## begin DATA SUPPLIED
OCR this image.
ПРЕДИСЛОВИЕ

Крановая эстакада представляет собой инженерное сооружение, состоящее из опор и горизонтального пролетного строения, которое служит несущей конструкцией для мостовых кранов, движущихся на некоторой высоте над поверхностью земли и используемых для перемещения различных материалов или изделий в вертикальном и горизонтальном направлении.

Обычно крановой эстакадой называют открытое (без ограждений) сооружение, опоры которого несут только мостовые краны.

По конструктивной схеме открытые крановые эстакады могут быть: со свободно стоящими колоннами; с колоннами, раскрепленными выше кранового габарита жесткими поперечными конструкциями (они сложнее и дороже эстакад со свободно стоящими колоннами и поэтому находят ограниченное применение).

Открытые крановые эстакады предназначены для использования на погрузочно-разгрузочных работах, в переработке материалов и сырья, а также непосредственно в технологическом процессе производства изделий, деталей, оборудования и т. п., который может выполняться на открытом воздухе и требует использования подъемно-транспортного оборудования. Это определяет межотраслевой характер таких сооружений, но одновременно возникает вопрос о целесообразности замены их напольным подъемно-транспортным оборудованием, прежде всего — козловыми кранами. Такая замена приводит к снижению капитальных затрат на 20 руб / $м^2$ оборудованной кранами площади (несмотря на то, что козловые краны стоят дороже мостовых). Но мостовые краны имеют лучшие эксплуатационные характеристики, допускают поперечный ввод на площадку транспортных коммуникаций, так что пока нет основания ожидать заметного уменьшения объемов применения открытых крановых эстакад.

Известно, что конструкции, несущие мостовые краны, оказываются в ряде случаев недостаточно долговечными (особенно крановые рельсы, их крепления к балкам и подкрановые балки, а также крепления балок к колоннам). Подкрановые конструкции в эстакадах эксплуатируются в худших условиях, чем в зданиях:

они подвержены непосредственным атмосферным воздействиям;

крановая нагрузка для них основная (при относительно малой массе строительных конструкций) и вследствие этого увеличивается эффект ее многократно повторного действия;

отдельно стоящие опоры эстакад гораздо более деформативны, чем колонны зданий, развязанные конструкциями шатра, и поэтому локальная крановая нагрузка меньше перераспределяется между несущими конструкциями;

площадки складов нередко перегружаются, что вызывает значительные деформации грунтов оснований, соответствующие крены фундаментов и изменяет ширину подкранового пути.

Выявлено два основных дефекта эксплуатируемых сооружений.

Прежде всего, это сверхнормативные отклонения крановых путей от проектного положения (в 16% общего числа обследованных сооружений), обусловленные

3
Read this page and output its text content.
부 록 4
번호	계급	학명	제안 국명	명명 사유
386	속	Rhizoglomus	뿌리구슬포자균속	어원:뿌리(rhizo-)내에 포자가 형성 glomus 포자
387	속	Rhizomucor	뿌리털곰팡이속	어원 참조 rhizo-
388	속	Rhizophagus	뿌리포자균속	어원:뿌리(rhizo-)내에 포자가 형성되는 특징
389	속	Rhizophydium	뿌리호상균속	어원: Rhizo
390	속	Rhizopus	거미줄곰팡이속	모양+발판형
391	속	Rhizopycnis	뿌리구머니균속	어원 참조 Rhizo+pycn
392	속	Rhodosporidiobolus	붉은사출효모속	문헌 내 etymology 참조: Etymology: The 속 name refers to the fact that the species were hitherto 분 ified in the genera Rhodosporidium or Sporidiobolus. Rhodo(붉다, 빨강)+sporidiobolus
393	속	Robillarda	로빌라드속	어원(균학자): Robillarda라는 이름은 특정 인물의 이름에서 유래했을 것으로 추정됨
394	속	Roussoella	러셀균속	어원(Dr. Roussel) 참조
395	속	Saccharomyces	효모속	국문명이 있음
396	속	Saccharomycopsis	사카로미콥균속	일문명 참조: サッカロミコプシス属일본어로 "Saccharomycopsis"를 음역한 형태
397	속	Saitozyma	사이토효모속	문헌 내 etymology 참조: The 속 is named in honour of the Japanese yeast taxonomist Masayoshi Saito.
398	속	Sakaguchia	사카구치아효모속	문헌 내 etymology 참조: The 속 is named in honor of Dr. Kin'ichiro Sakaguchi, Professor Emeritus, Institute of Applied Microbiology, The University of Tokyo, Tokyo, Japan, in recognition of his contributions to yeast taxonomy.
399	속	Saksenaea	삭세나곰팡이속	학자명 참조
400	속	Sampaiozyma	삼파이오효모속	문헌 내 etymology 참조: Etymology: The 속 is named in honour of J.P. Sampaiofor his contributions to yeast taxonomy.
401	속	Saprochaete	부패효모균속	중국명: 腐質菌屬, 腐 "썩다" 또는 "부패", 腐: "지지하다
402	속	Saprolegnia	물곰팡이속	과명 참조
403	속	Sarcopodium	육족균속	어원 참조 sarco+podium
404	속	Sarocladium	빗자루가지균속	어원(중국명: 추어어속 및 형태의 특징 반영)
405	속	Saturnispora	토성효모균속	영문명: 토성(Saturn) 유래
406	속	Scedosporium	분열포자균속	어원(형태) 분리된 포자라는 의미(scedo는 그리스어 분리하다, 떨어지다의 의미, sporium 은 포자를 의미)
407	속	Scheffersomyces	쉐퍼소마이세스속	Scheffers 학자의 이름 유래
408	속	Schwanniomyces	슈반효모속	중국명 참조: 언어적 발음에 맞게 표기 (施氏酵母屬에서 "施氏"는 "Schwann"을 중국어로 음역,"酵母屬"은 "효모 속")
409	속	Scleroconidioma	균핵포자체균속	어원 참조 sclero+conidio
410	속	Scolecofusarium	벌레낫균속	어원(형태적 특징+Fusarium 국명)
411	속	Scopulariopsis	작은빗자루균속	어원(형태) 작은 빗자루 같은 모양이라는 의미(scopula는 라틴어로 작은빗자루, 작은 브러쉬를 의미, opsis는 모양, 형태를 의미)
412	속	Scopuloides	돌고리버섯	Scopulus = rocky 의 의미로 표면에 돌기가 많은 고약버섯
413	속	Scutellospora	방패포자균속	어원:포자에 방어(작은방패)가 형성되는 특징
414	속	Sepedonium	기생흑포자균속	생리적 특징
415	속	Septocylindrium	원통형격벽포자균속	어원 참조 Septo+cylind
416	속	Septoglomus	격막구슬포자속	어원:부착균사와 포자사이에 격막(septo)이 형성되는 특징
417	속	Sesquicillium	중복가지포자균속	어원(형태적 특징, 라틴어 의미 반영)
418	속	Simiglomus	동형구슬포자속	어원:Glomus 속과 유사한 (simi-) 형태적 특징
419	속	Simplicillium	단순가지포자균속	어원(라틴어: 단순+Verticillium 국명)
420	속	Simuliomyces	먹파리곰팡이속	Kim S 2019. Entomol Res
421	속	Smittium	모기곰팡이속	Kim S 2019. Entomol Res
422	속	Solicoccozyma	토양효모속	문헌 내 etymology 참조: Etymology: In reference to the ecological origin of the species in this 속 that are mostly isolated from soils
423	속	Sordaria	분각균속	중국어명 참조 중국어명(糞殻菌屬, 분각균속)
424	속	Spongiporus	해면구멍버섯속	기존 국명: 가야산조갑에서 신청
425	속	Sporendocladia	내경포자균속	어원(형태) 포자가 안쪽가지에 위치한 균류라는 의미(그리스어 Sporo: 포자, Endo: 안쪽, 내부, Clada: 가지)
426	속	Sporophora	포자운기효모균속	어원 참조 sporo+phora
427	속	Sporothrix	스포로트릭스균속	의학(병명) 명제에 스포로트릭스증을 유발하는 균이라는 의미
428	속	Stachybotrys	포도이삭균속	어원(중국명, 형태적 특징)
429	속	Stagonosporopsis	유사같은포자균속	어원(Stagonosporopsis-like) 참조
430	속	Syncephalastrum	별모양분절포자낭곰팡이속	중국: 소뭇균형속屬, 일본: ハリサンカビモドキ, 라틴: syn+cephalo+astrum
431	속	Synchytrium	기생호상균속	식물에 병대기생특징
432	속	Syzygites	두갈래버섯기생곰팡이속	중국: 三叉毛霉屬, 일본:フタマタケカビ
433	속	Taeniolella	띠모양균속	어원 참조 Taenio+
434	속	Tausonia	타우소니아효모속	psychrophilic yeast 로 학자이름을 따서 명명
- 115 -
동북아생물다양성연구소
## end DATA SUPPLIED
*DIRECTIVE:* Search the listing above for the string "эстакады". Copy every line that contains it.

*ANSWER TO THIS TASK:*
По конструктивной схеме открытые крановые эстакады могут быть: со свободно стоящими колоннами; с колоннами, раскрепленными выше кранового габарита жесткими поперечными конструкциями (они сложнее и дороже эстакад со свободно стоящими колоннами и поэтому находят ограниченное применение).
Открытые крановые эстакады предназначены для использования на погрузочно-разгрузочных работах, в переработке материалов и сырья, а также непосредственно в технологическом процессе производства изделий, деталей, оборудования и т. п., который может выполняться на открытом воздухе и требует использования подъемно-транспортного оборудования. Это определяет межотраслевой характер таких сооружений, но одновременно возникает вопрос о целесообразности замены их напольным подъемно-транспортным оборудованием, прежде всего — козловыми кранами. Такая замена приводит к снижению капитальных затрат на 20 руб / $м^2$ оборудованной кранами площади (несмотря на то, что козловые краны стоят дороже мостовых). Но мостовые краны имеют лучшие эксплуатационные характеристики, допускают поперечный ввод на площадку транспортных коммуникаций, так что пока нет основания ожидать заметного уменьшения объемов применения открытых крановых эстакад.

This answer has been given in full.